Data tied to figure images:
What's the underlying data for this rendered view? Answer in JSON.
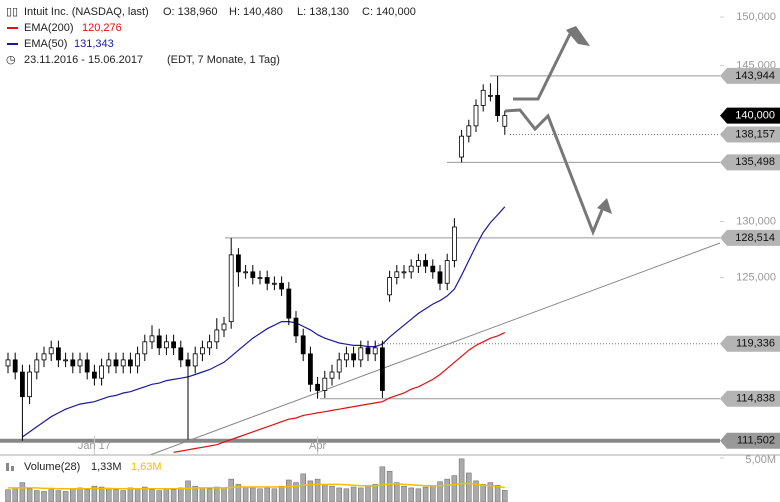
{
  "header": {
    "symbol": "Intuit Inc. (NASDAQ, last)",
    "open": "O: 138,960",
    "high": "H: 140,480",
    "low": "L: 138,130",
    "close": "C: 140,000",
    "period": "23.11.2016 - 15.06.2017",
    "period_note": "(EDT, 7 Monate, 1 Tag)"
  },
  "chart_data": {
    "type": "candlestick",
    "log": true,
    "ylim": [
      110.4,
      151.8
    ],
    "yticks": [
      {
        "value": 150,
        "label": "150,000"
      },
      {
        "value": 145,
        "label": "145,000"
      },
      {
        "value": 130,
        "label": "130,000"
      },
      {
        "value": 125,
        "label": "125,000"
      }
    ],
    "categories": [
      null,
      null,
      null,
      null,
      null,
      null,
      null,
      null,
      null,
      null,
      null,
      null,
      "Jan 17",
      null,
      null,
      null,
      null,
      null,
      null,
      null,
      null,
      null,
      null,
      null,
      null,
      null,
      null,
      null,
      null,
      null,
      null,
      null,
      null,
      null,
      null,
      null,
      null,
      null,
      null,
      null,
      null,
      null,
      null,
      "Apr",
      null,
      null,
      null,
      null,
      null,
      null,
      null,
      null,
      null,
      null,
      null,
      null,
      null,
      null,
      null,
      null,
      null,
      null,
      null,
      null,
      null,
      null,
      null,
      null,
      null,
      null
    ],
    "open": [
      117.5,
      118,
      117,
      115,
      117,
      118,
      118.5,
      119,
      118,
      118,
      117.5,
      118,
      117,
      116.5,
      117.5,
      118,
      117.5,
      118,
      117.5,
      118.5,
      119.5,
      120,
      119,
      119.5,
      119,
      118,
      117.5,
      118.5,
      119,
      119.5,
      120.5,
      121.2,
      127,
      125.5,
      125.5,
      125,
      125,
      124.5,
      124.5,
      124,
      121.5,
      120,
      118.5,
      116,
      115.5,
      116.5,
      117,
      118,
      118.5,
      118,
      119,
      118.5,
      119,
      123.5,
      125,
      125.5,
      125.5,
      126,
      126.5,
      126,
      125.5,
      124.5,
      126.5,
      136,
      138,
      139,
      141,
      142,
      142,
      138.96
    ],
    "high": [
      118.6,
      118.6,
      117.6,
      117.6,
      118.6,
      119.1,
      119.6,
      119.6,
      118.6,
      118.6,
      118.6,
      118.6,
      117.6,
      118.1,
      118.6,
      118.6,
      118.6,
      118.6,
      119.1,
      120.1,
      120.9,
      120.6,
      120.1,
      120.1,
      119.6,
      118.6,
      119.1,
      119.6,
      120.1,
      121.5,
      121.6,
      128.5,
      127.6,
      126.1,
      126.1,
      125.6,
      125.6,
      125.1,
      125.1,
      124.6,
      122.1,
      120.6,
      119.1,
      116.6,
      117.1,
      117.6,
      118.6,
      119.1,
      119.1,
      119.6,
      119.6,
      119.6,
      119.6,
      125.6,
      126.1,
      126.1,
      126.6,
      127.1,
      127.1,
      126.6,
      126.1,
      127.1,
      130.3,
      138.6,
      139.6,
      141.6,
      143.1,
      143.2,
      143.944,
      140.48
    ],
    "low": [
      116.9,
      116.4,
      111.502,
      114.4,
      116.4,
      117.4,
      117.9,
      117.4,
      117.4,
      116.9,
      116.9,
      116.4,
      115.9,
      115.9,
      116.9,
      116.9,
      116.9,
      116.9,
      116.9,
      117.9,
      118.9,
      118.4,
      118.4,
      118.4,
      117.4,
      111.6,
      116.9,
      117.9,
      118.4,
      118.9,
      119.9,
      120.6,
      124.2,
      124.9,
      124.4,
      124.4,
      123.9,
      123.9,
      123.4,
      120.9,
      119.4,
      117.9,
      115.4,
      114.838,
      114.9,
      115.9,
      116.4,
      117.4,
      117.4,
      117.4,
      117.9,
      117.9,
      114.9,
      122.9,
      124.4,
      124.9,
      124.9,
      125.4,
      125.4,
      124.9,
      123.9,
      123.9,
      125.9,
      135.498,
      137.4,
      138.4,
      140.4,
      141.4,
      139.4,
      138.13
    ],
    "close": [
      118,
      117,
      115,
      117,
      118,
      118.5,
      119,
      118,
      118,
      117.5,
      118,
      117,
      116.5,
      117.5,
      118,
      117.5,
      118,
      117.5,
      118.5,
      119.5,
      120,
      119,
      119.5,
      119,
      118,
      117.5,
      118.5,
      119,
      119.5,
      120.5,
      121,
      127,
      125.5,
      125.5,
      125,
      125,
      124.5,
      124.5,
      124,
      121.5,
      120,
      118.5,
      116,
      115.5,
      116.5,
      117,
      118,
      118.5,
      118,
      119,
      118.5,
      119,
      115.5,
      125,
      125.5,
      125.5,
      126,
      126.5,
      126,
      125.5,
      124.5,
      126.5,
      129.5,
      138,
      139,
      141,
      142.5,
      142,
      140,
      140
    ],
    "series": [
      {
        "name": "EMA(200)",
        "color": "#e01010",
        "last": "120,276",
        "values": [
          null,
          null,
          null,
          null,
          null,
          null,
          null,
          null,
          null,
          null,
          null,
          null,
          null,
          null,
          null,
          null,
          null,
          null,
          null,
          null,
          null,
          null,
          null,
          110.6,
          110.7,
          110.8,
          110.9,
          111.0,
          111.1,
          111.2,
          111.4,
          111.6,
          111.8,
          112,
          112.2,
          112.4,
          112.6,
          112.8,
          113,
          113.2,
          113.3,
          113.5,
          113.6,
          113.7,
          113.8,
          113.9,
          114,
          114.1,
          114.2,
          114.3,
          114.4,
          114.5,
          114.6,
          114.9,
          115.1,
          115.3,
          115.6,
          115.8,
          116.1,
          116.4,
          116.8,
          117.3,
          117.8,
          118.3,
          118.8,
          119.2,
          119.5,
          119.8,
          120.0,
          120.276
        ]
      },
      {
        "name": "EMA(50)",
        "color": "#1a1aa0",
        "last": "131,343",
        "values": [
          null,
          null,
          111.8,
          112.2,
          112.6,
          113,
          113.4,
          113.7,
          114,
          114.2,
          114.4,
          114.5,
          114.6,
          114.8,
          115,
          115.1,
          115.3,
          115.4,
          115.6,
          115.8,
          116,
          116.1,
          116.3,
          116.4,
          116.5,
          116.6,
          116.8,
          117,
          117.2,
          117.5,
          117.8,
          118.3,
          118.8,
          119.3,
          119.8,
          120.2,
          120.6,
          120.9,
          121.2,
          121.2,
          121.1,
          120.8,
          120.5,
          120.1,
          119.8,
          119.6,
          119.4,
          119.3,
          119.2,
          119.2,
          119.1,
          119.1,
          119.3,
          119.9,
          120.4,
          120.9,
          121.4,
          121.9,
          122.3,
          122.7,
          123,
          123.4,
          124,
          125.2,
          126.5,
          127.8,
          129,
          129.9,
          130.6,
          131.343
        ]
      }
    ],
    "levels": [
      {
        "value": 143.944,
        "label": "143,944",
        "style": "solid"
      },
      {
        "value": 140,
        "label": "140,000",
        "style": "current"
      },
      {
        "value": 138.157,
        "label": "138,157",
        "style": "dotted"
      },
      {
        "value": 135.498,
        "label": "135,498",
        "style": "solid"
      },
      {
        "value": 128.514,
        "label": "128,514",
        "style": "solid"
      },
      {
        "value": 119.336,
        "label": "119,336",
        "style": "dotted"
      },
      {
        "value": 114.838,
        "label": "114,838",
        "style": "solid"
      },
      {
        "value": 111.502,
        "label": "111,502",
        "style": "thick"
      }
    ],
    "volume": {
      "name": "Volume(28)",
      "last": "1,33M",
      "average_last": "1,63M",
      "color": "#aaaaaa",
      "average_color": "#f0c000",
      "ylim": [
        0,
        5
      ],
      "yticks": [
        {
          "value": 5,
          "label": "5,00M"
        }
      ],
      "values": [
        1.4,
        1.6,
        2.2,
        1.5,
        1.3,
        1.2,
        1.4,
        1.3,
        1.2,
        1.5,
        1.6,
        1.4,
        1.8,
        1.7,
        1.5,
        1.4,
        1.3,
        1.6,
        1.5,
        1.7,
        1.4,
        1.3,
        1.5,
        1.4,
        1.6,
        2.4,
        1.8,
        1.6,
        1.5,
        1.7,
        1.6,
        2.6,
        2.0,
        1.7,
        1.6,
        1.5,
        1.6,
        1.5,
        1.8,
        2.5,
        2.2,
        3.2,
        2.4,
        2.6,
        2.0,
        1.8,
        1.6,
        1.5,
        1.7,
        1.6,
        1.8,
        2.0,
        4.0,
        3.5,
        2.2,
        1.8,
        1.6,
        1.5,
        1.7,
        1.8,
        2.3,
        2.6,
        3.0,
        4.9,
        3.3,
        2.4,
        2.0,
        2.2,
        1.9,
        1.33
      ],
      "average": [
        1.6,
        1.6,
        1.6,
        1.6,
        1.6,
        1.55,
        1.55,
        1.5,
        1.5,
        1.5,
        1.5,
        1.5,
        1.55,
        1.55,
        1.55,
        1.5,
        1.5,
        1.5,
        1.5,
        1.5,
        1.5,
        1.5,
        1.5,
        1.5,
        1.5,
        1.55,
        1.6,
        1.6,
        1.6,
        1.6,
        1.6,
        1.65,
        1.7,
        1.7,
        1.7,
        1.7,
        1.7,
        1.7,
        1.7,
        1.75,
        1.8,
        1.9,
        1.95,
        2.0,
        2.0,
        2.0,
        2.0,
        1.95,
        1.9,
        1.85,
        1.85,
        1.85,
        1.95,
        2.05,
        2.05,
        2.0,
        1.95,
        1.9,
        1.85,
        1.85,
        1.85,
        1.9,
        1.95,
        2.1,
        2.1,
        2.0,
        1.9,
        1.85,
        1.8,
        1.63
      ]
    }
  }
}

### Given request
What is the number of lines above that contain the string "name"? Answer with the number alone.

### Reply
3